From the listing below, pick out each line with the word "text".
-*-*-
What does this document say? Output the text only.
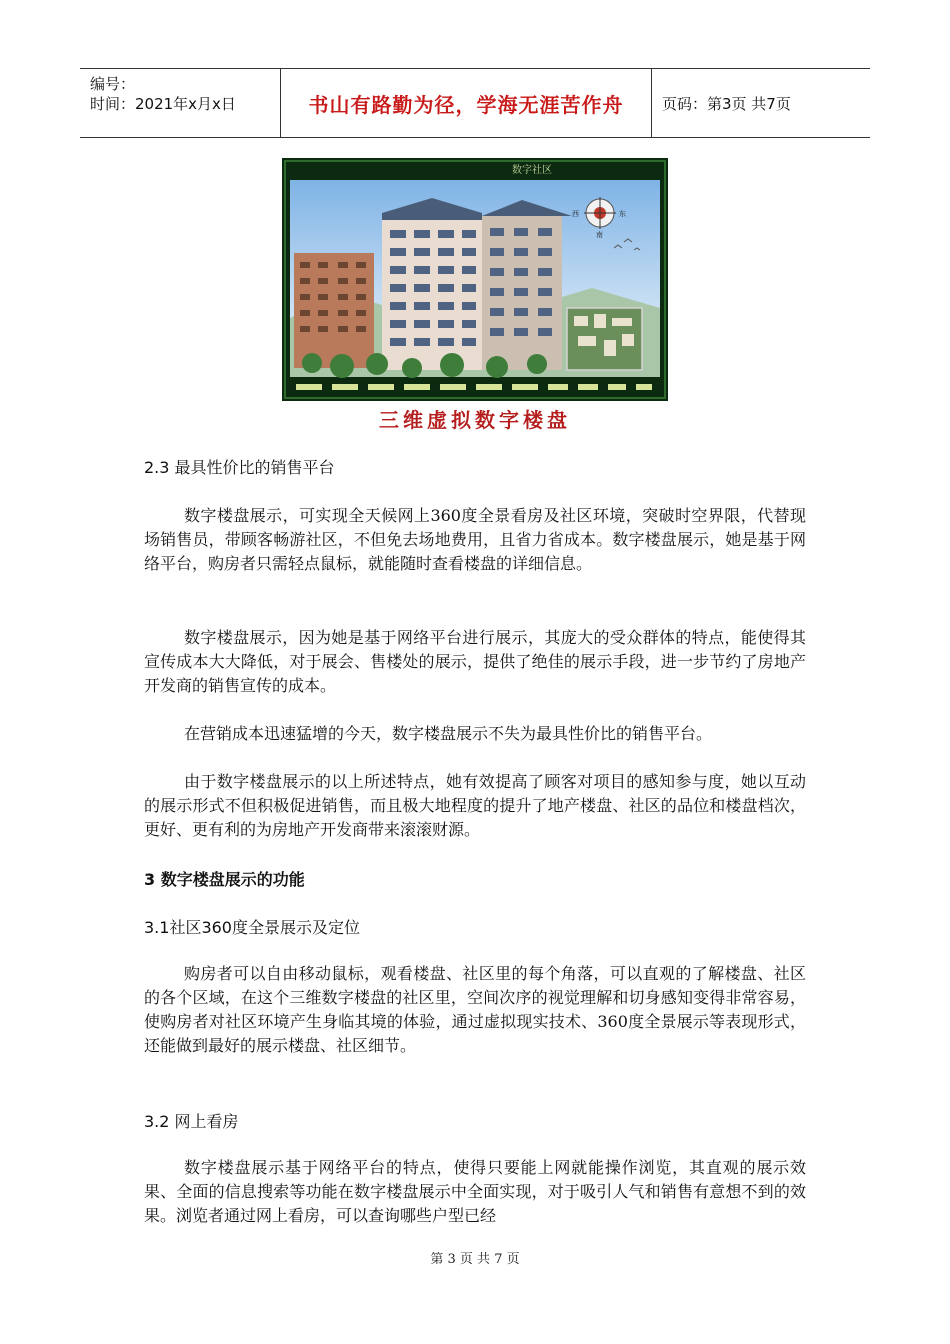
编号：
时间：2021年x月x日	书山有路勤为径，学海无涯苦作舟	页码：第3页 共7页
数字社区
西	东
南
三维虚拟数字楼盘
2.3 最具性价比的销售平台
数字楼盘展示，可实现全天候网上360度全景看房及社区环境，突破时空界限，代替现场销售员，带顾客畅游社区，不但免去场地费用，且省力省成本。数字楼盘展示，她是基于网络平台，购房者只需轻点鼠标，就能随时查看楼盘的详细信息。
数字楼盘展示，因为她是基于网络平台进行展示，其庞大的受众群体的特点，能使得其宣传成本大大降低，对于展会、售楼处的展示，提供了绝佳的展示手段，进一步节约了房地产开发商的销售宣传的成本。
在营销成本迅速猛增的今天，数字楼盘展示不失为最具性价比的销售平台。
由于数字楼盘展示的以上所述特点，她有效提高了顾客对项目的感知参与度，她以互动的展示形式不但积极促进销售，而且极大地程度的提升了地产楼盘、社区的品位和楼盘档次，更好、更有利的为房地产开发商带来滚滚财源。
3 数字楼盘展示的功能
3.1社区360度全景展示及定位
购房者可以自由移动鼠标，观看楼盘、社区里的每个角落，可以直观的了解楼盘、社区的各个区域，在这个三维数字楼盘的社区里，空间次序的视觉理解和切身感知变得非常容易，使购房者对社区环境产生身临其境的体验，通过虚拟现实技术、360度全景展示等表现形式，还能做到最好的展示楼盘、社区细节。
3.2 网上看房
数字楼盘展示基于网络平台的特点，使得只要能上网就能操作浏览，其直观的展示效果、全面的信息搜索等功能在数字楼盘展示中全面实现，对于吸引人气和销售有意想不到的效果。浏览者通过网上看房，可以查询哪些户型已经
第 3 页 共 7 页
-*-*-
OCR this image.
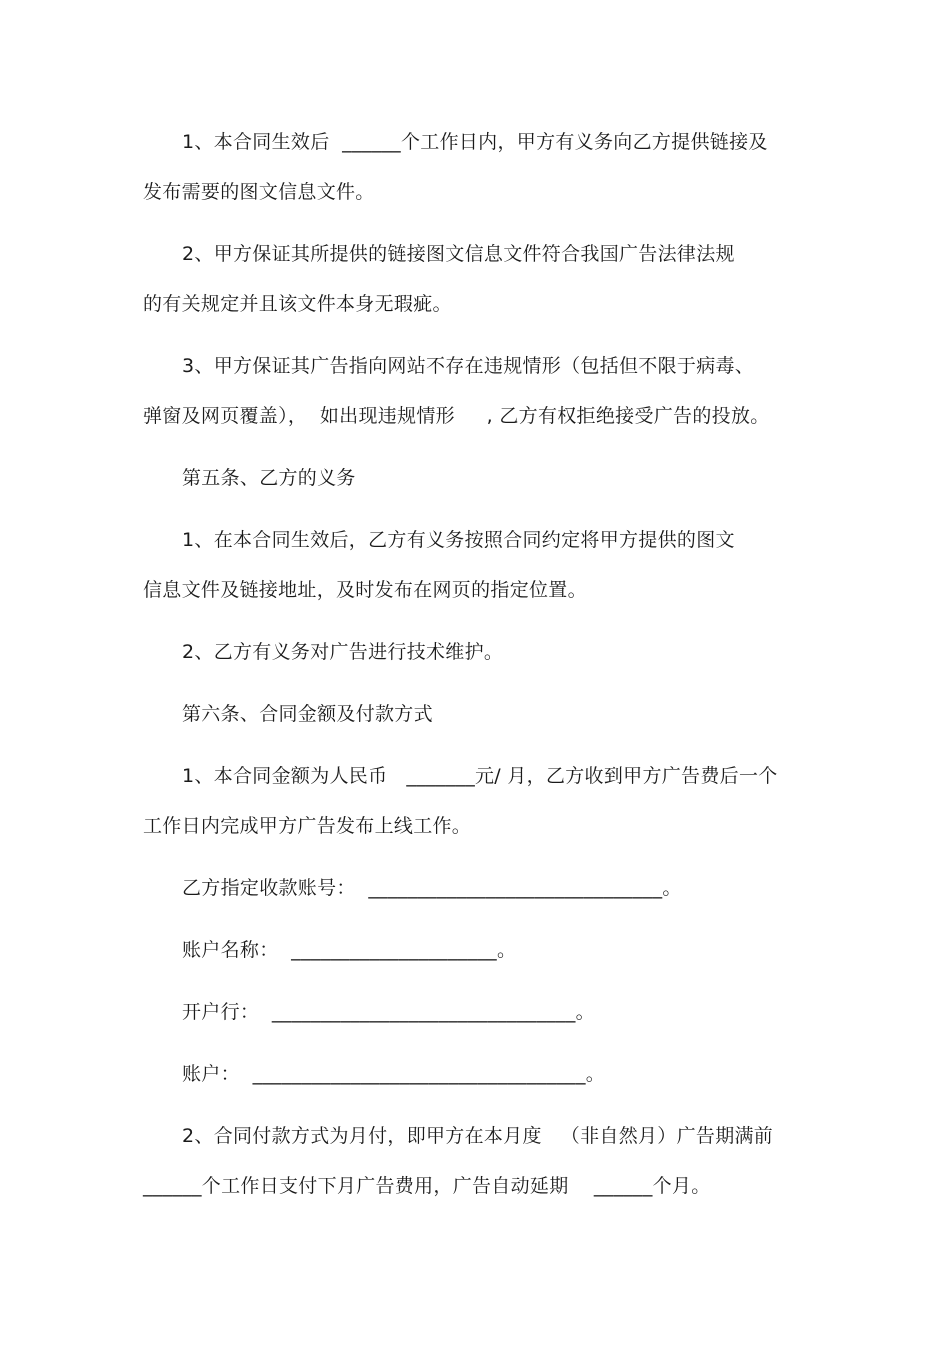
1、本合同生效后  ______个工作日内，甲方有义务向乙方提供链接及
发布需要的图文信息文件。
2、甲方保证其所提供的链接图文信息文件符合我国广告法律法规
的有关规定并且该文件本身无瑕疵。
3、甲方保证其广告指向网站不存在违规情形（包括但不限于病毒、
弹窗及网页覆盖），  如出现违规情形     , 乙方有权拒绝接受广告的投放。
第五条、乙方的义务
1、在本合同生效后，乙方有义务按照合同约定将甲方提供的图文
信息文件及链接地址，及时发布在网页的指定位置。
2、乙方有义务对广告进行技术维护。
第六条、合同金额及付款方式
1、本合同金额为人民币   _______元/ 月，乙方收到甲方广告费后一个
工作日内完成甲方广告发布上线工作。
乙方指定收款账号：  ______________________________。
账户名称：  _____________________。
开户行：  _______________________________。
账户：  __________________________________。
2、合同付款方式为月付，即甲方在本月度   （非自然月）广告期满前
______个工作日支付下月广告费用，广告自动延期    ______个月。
-*-*-
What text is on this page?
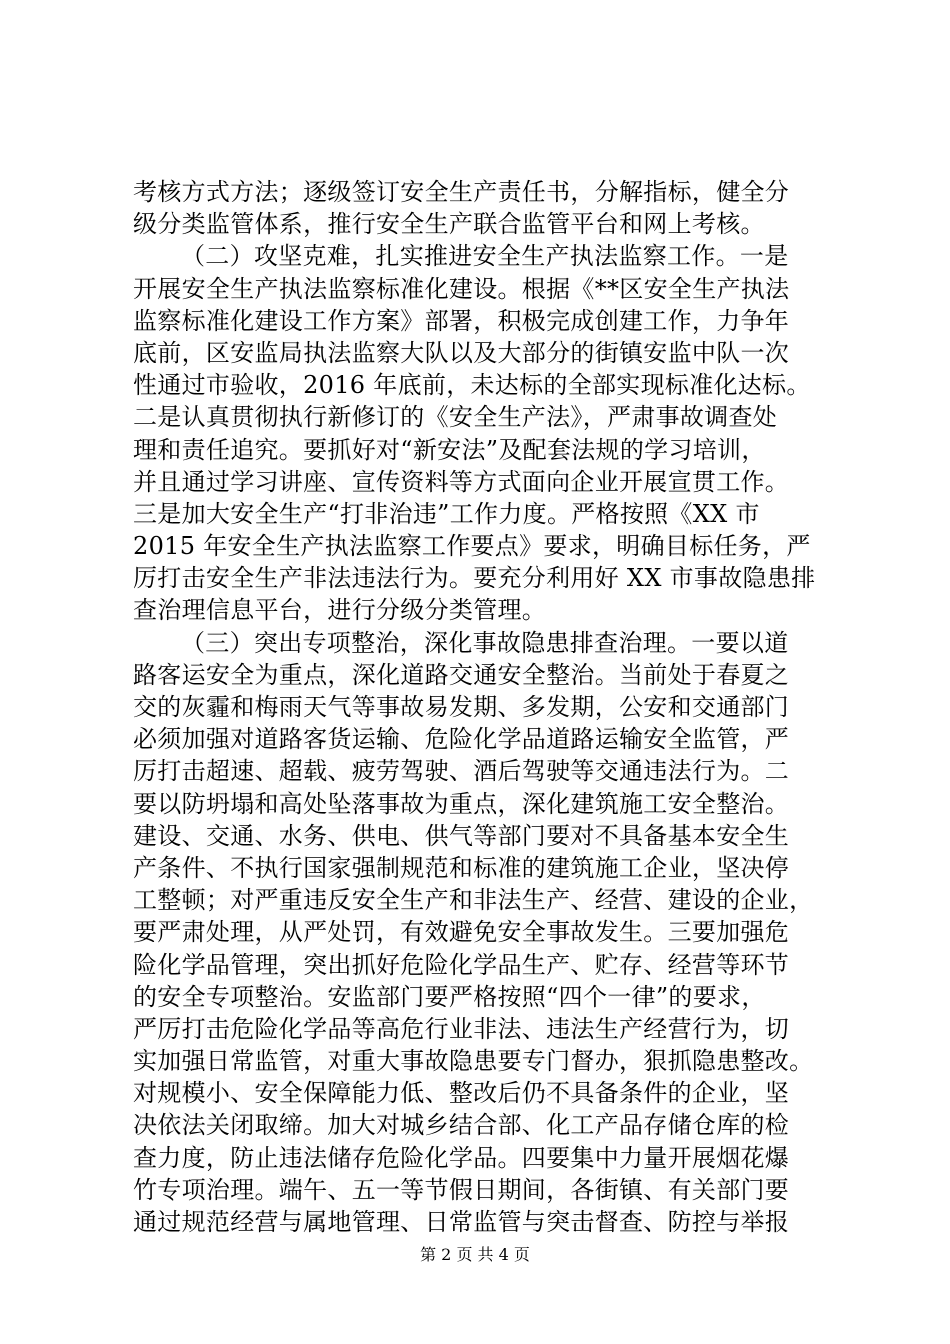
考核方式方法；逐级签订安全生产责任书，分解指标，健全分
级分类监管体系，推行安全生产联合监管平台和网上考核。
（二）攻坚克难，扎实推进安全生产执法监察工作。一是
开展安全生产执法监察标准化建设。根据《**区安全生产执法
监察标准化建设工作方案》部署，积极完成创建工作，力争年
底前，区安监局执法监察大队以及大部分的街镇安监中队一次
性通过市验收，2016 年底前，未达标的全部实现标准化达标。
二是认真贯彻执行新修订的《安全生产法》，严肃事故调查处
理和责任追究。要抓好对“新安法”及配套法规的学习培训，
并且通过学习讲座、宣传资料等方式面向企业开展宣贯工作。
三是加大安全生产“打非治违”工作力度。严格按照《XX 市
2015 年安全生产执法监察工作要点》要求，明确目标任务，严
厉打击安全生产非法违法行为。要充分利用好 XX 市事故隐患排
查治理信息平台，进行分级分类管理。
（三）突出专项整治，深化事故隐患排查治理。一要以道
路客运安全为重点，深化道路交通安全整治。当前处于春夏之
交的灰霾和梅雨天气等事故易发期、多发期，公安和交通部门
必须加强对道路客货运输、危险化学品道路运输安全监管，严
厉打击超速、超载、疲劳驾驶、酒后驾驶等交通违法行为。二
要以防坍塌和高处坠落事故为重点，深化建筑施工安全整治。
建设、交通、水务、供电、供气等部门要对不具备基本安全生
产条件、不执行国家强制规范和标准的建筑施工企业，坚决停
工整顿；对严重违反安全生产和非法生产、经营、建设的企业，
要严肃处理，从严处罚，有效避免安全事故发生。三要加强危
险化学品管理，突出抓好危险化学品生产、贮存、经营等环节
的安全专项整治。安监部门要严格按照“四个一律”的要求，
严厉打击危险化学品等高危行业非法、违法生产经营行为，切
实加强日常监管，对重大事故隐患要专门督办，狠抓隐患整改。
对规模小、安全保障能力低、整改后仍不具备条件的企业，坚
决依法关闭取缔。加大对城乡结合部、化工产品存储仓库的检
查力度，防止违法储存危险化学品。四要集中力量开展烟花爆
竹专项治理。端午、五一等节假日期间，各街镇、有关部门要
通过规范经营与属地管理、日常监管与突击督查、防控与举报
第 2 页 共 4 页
-*-*-
Written answer:
What does this document say? Output the text only.
What text is on this page?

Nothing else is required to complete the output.